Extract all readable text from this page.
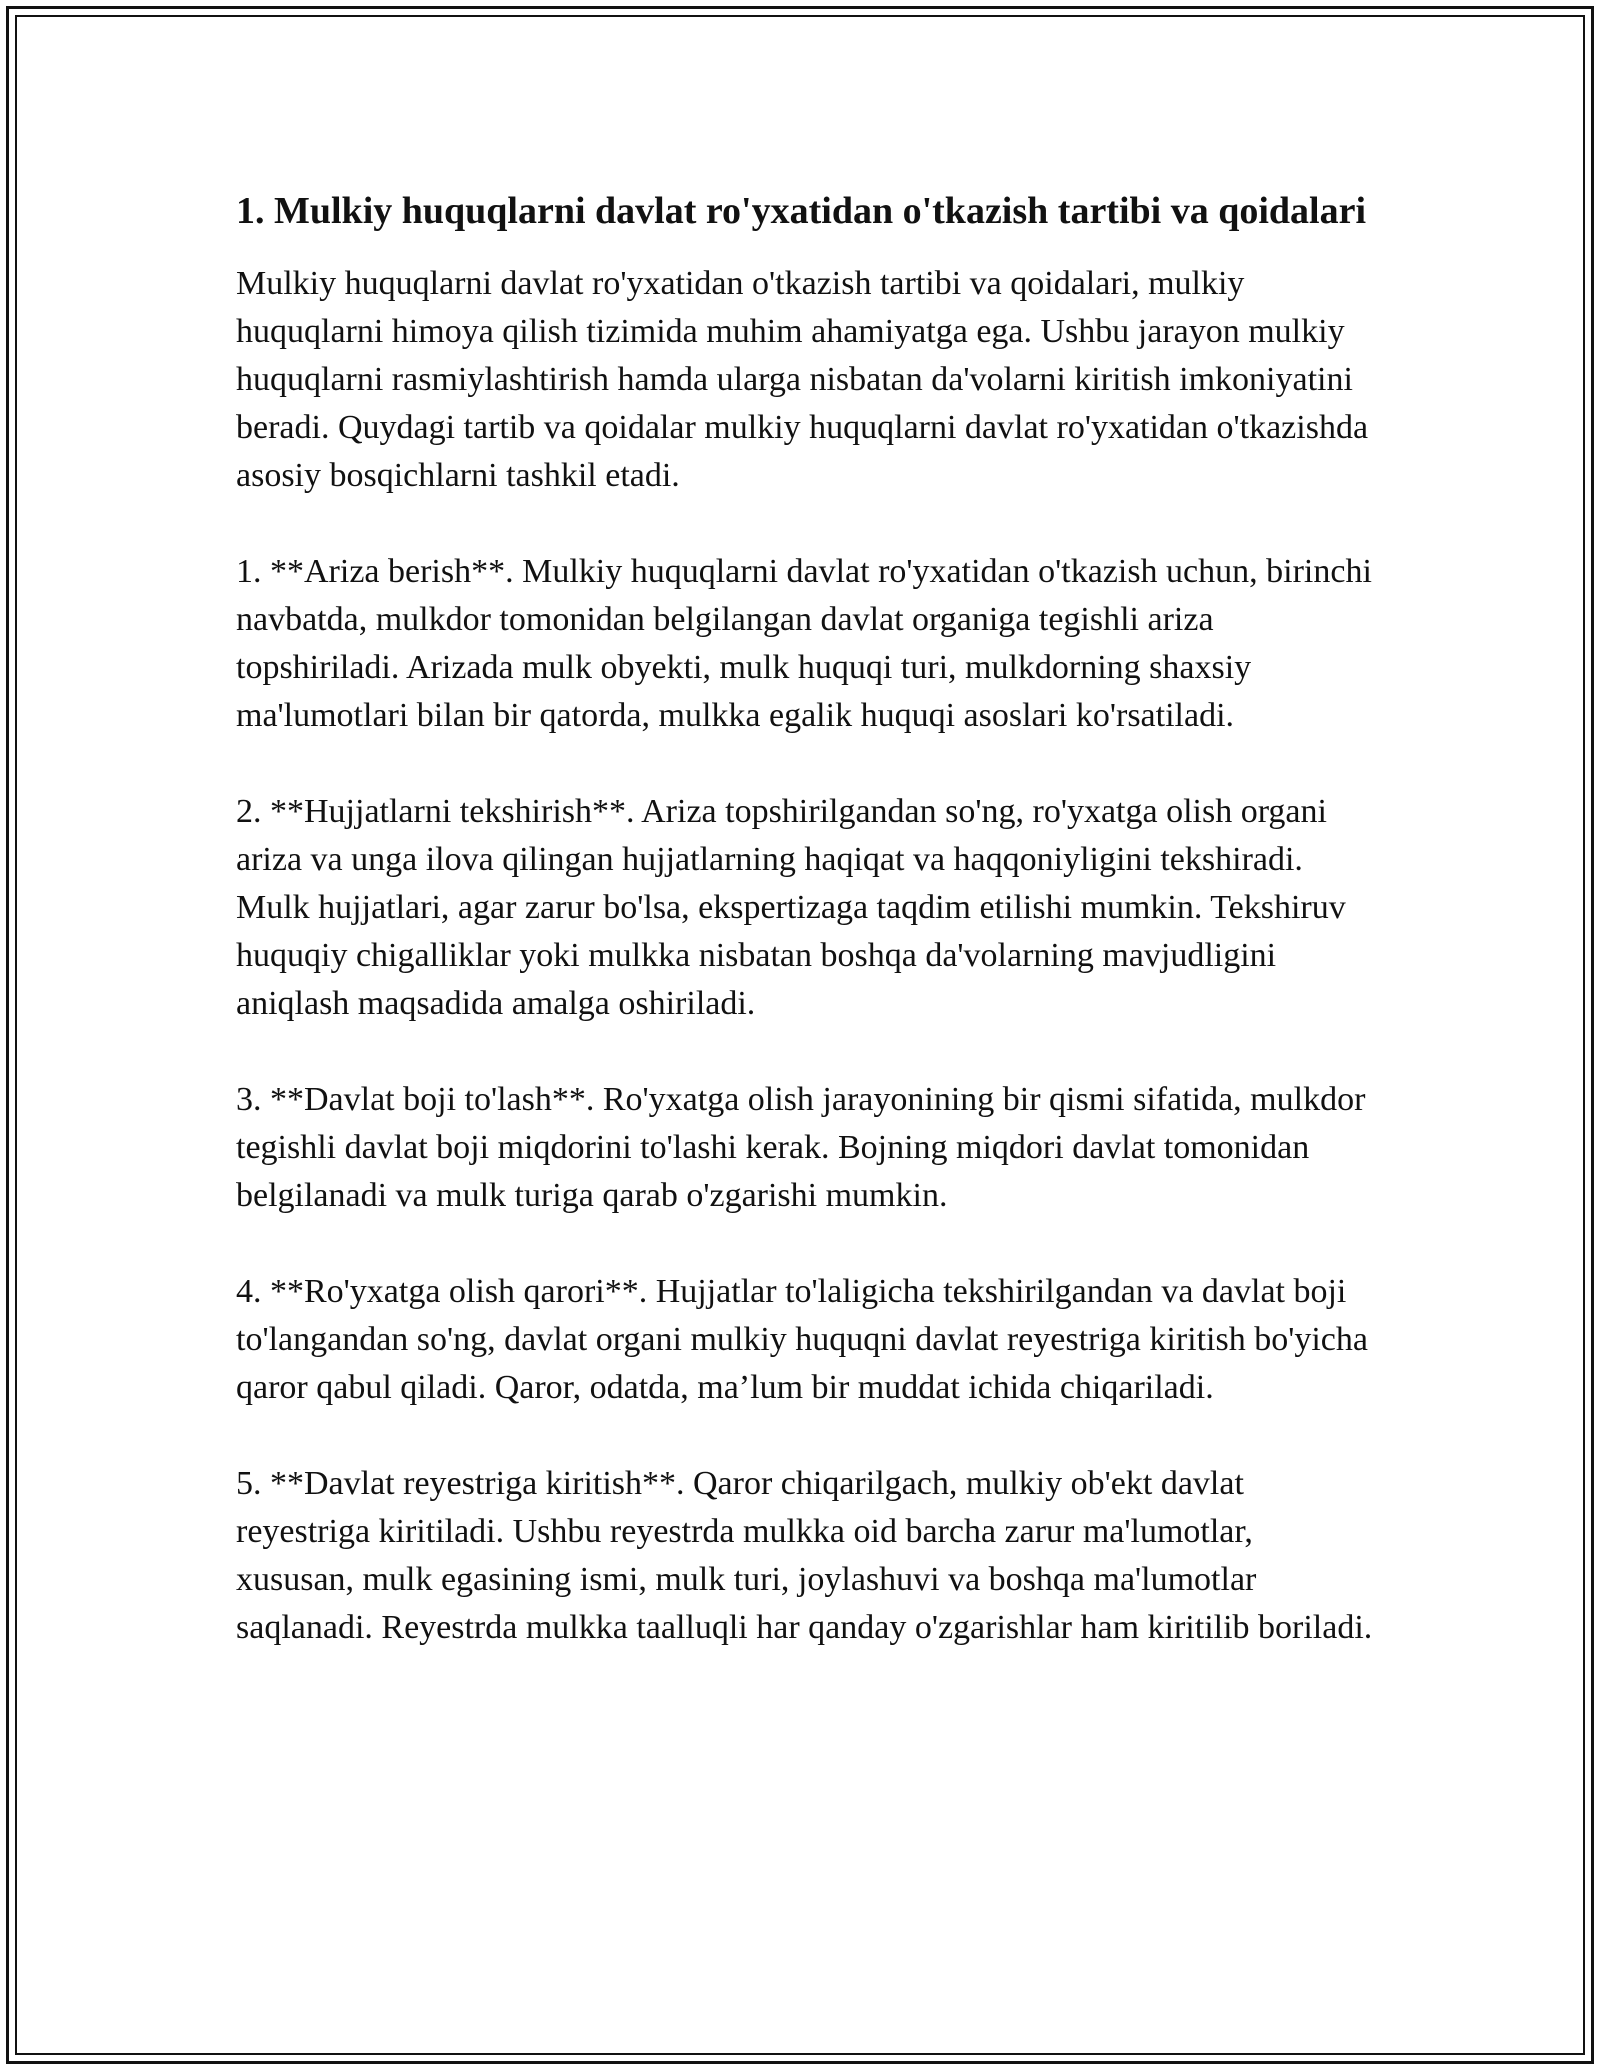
1. Mulkiy huquqlarni davlat ro'yxatidan o'tkazish tartibi va qoidalari

Mulkiy huquqlarni davlat ro'yxatidan o'tkazish tartibi va qoidalari, mulkiy huquqlarni himoya qilish tizimida muhim ahamiyatga ega. Ushbu jarayon mulkiy huquqlarni rasmiylashtirish hamda ularga nisbatan da'volarni kiritish imkoniyatini beradi. Quydagi tartib va qoidalar mulkiy huquqlarni davlat ro'yxatidan o'tkazishda asosiy bosqichlarni tashkil etadi.

1. **Ariza berish**. Mulkiy huquqlarni davlat ro'yxatidan o'tkazish uchun, birinchi navbatda, mulkdor tomonidan belgilangan davlat organiga tegishli ariza topshiriladi. Arizada mulk obyekti, mulk huquqi turi, mulkdorning shaxsiy ma'lumotlari bilan bir qatorda, mulkka egalik huquqi asoslari ko'rsatiladi.

2. **Hujjatlarni tekshirish**. Ariza topshirilgandan so'ng, ro'yxatga olish organi ariza va unga ilova qilingan hujjatlarning haqiqat va haqqoniyligini tekshiradi. Mulk hujjatlari, agar zarur bo'lsa, ekspertizaga taqdim etilishi mumkin. Tekshiruv huquqiy chigalliklar yoki mulkka nisbatan boshqa da'volarning mavjudligini aniqlash maqsadida amalga oshiriladi.

3. **Davlat boji to'lash**. Ro'yxatga olish jarayonining bir qismi sifatida, mulkdor tegishli davlat boji miqdorini to'lashi kerak. Bojning miqdori davlat tomonidan belgilanadi va mulk turiga qarab o'zgarishi mumkin.

4. **Ro'yxatga olish qarori**. Hujjatlar to'laligicha tekshirilgandan va davlat boji to'langandan so'ng, davlat organi mulkiy huquqni davlat reyestriga kiritish bo'yicha qaror qabul qiladi. Qaror, odatda, ma’lum bir muddat ichida chiqariladi.

5. **Davlat reyestriga kiritish**. Qaror chiqarilgach, mulkiy ob'ekt davlat reyestriga kiritiladi. Ushbu reyestrda mulkka oid barcha zarur ma'lumotlar, xususan, mulk egasining ismi, mulk turi, joylashuvi va boshqa ma'lumotlar saqlanadi. Reyestrda mulkka taalluqli har qanday o'zgarishlar ham kiritilib boriladi.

########

Objective -
Except for the pictures, copy the material above exactly.

Written solution -
Extract all readable text from this page.
1. Mulkiy huquqlarni davlat ro'yxatidan o'tkazish tartibi va qoidalari

Mulkiy huquqlarni davlat ro'yxatidan o'tkazish tartibi va qoidalari, mulkiy huquqlarni himoya qilish tizimida muhim ahamiyatga ega. Ushbu jarayon mulkiy huquqlarni rasmiylashtirish hamda ularga nisbatan da'volarni kiritish imkoniyatini beradi. Quydagi tartib va qoidalar mulkiy huquqlarni davlat ro'yxatidan o'tkazishda asosiy bosqichlarni tashkil etadi.

1. **Ariza berish**. Mulkiy huquqlarni davlat ro'yxatidan o'tkazish uchun, birinchi navbatda, mulkdor tomonidan belgilangan davlat organiga tegishli ariza topshiriladi. Arizada mulk obyekti, mulk huquqi turi, mulkdorning shaxsiy ma'lumotlari bilan bir qatorda, mulkka egalik huquqi asoslari ko'rsatiladi.

2. **Hujjatlarni tekshirish**. Ariza topshirilgandan so'ng, ro'yxatga olish organi ariza va unga ilova qilingan hujjatlarning haqiqat va haqqoniyligini tekshiradi. Mulk hujjatlari, agar zarur bo'lsa, ekspertizaga taqdim etilishi mumkin. Tekshiruv huquqiy chigalliklar yoki mulkka nisbatan boshqa da'volarning mavjudligini aniqlash maqsadida amalga oshiriladi.

3. **Davlat boji to'lash**. Ro'yxatga olish jarayonining bir qismi sifatida, mulkdor tegishli davlat boji miqdorini to'lashi kerak. Bojning miqdori davlat tomonidan belgilanadi va mulk turiga qarab o'zgarishi mumkin.

4. **Ro'yxatga olish qarori**. Hujjatlar to'laligicha tekshirilgandan va davlat boji to'langandan so'ng, davlat organi mulkiy huquqni davlat reyestriga kiritish bo'yicha qaror qabul qiladi. Qaror, odatda, ma’lum bir muddat ichida chiqariladi.

5. **Davlat reyestriga kiritish**. Qaror chiqarilgach, mulkiy ob'ekt davlat reyestriga kiritiladi. Ushbu reyestrda mulkka oid barcha zarur ma'lumotlar, xususan, mulk egasining ismi, mulk turi, joylashuvi va boshqa ma'lumotlar saqlanadi. Reyestrda mulkka taalluqli har qanday o'zgarishlar ham kiritilib boriladi.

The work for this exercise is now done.